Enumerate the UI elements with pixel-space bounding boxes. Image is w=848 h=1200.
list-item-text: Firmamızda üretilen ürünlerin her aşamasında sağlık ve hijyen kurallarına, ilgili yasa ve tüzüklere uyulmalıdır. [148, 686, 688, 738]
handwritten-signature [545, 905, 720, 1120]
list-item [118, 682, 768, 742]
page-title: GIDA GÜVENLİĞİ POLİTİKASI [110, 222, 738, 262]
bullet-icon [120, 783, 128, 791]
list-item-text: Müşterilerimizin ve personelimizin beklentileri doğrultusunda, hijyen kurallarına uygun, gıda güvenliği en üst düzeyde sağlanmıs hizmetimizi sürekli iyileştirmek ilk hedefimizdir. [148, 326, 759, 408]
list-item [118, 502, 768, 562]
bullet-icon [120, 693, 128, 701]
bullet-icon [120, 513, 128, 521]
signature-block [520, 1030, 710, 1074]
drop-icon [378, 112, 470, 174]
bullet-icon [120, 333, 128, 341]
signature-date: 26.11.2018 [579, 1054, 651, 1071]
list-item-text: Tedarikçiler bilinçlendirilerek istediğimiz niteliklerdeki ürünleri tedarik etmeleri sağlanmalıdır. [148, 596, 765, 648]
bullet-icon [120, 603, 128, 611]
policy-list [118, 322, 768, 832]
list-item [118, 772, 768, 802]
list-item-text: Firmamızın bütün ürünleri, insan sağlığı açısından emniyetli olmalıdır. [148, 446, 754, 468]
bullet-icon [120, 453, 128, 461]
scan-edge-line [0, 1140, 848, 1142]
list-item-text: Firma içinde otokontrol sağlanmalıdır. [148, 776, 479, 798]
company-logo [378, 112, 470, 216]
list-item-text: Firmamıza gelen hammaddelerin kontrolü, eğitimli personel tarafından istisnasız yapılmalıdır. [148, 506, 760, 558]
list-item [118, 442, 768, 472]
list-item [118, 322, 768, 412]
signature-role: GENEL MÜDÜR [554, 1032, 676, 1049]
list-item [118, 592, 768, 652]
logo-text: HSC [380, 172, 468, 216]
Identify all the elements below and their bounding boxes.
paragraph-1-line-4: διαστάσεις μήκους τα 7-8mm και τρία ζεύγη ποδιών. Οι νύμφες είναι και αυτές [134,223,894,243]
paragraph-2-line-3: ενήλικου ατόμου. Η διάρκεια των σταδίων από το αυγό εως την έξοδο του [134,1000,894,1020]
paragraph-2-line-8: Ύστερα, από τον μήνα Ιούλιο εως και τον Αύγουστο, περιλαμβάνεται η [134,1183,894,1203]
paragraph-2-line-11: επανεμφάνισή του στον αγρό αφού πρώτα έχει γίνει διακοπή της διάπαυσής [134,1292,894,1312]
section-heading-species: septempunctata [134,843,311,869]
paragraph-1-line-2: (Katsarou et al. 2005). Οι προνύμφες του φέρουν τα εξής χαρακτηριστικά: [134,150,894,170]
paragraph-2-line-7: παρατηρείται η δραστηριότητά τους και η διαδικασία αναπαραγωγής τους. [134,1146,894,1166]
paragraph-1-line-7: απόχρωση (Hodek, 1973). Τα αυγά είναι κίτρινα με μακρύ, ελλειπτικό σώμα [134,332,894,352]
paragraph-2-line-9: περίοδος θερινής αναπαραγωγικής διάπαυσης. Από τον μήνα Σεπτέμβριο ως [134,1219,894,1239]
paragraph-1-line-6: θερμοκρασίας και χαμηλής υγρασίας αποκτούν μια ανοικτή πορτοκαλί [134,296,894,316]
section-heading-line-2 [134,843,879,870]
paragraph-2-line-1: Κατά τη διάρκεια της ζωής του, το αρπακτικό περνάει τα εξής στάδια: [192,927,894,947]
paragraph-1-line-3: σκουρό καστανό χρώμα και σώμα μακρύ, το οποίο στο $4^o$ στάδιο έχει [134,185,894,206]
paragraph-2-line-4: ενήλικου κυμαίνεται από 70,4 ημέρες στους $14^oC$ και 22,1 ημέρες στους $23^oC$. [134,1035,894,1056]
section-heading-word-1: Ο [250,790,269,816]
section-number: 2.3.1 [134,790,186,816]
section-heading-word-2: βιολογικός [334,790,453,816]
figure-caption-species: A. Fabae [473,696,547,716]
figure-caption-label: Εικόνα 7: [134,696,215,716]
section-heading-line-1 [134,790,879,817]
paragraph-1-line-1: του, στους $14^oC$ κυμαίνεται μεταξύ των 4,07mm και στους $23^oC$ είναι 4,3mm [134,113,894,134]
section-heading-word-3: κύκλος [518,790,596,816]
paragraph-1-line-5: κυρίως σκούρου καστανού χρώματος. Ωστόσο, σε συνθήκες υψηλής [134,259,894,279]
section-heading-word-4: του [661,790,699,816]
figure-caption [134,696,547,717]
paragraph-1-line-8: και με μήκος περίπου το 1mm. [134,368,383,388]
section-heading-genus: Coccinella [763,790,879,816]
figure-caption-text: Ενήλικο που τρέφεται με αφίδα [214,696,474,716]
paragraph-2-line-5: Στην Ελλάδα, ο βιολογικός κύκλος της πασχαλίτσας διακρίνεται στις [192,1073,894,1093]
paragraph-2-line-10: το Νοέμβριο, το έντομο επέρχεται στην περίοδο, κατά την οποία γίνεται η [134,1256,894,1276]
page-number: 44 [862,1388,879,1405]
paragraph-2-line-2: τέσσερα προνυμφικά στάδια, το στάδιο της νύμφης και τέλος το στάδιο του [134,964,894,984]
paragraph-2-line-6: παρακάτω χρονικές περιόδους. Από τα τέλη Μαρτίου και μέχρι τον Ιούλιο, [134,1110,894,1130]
○ ○ ○ ○
◆ **与えられた課題**:
上のすべてのエントリの行を、空行を除いて番号付きリストにしてください。

◆ **課題の解答**:
1. Enumerate the UI elements with pixel-space bounding boxes. Image is w=848 h=1200.
2. list-item-text: Firmamızda üretilen ürünlerin her aşamasında sağlık ve hijyen kurallarına, ilgili yasa ve tüzüklere uyulmalıdır. [148, 686, 688, 738]
3. handwritten-signature [545, 905, 720, 1120]
4. list-item [118, 682, 768, 742]
5. page-title: GIDA GÜVENLİĞİ POLİTİKASI [110, 222, 738, 262]
6. bullet-icon [120, 783, 128, 791]
7. list-item-text: Müşterilerimizin ve personelimizin beklentileri doğrultusunda, hijyen kurallarına uygun, gıda güvenliği en üst düzeyde sağlanmıs hizmetimizi sürekli iyileştirmek ilk hedefimizdir. [148, 326, 759, 408]
8. list-item [118, 502, 768, 562]
9. bullet-icon [120, 693, 128, 701]
10. bullet-icon [120, 513, 128, 521]
11. signature-block [520, 1030, 710, 1074]
12. drop-icon [378, 112, 470, 174]
13. bullet-icon [120, 333, 128, 341]
14. signature-date: 26.11.2018 [579, 1054, 651, 1071]
15. list-item-text: Tedarikçiler bilinçlendirilerek istediğimiz niteliklerdeki ürünleri tedarik etmeleri sağlanmalıdır. [148, 596, 765, 648]
16. bullet-icon [120, 603, 128, 611]
17. policy-list [118, 322, 768, 832]
18. list-item [118, 772, 768, 802]
19. list-item-text: Firmamızın bütün ürünleri, insan sağlığı açısından emniyetli olmalıdır. [148, 446, 754, 468]
20. bullet-icon [120, 453, 128, 461]
21. scan-edge-line [0, 1140, 848, 1142]
22. list-item-text: Firma içinde otokontrol sağlanmalıdır. [148, 776, 479, 798]
23. company-logo [378, 112, 470, 216]
24. list-item-text: Firmamıza gelen hammaddelerin kontrolü, eğitimli personel tarafından istisnasız yapılmalıdır. [148, 506, 760, 558]
25. list-item [118, 442, 768, 472]
26. list-item [118, 322, 768, 412]
27. signature-role: GENEL MÜDÜR [554, 1032, 676, 1049]
28. list-item [118, 592, 768, 652]
29. logo-text: HSC [380, 172, 468, 216]
30. Identify all the elements below and their bounding boxes.
31. paragraph-1-line-4: διαστάσεις μήκους τα 7-8mm και τρία ζεύγη ποδιών. Οι νύμφες είναι και αυτές [134,223,894,243]
32. paragraph-2-line-3: ενήλικου ατόμου. Η διάρκεια των σταδίων από το αυγό εως την έξοδο του [134,1000,894,1020]
33. paragraph-2-line-8: Ύστερα, από τον μήνα Ιούλιο εως και τον Αύγουστο, περιλαμβάνεται η [134,1183,894,1203]
34. paragraph-2-line-11: επανεμφάνισή του στον αγρό αφού πρώτα έχει γίνει διακοπή της διάπαυσής [134,1292,894,1312]
35. section-heading-species: septempunctata [134,843,311,869]
36. paragraph-1-line-2: (Katsarou et al. 2005). Οι προνύμφες του φέρουν τα εξής χαρακτηριστικά: [134,150,894,170]
37. paragraph-2-line-7: παρατηρείται η δραστηριότητά τους και η διαδικασία αναπαραγωγής τους. [134,1146,894,1166]
38. paragraph-1-line-7: απόχρωση (Hodek, 1973). Τα αυγά είναι κίτρινα με μακρύ, ελλειπτικό σώμα [134,332,894,352]
39. paragraph-2-line-9: περίοδος θερινής αναπαραγωγικής διάπαυσης. Από τον μήνα Σεπτέμβριο ως [134,1219,894,1239]
40. paragraph-1-line-6: θερμοκρασίας και χαμηλής υγρασίας αποκτούν μια ανοικτή πορτοκαλί [134,296,894,316]
41. section-heading-line-2 [134,843,879,870]
42. paragraph-2-line-1: Κατά τη διάρκεια της ζωής του, το αρπακτικό περνάει τα εξής στάδια: [192,927,894,947]
43. paragraph-1-line-3: σκουρό καστανό χρώμα και σώμα μακρύ, το οποίο στο $4^o$ στάδιο έχει [134,185,894,206]
44. paragraph-2-line-4: ενήλικου κυμαίνεται από 70,4 ημέρες στους $14^oC$ και 22,1 ημέρες στους $23^oC$. [134,1035,894,1056]
45. section-heading-word-1: Ο [250,790,269,816]
46. section-number: 2.3.1 [134,790,186,816]
47. section-heading-word-2: βιολογικός [334,790,453,816]
48. figure-caption-species: A. Fabae [473,696,547,716]
49. figure-caption-label: Εικόνα 7: [134,696,215,716]
50. section-heading-line-1 [134,790,879,817]
51. paragraph-1-line-1: του, στους $14^oC$ κυμαίνεται μεταξύ των 4,07mm και στους $23^oC$ είναι 4,3mm [134,113,894,134]
52. section-heading-word-3: κύκλος [518,790,596,816]
53. paragraph-1-line-5: κυρίως σκούρου καστανού χρώματος. Ωστόσο, σε συνθήκες υψηλής [134,259,894,279]
54. section-heading-word-4: του [661,790,699,816]
55. figure-caption [134,696,547,717]
56. paragraph-1-line-8: και με μήκος περίπου το 1mm. [134,368,383,388]
57. section-heading-genus: Coccinella [763,790,879,816]
58. figure-caption-text: Ενήλικο που τρέφεται με αφίδα [214,696,474,716]
59. paragraph-2-line-5: Στην Ελλάδα, ο βιολογικός κύκλος της πασχαλίτσας διακρίνεται στις [192,1073,894,1093]
60. paragraph-2-line-10: το Νοέμβριο, το έντομο επέρχεται στην περίοδο, κατά την οποία γίνεται η [134,1256,894,1276]
61. page-number: 44 [862,1388,879,1405]
62. paragraph-2-line-2: τέσσερα προνυμφικά στάδια, το στάδιο της νύμφης και τέλος το στάδιο του [134,964,894,984]
63. paragraph-2-line-6: παρακάτω χρονικές περιόδους. Από τα τέλη Μαρτίου και μέχρι τον Ιούλιο, [134,1110,894,1130]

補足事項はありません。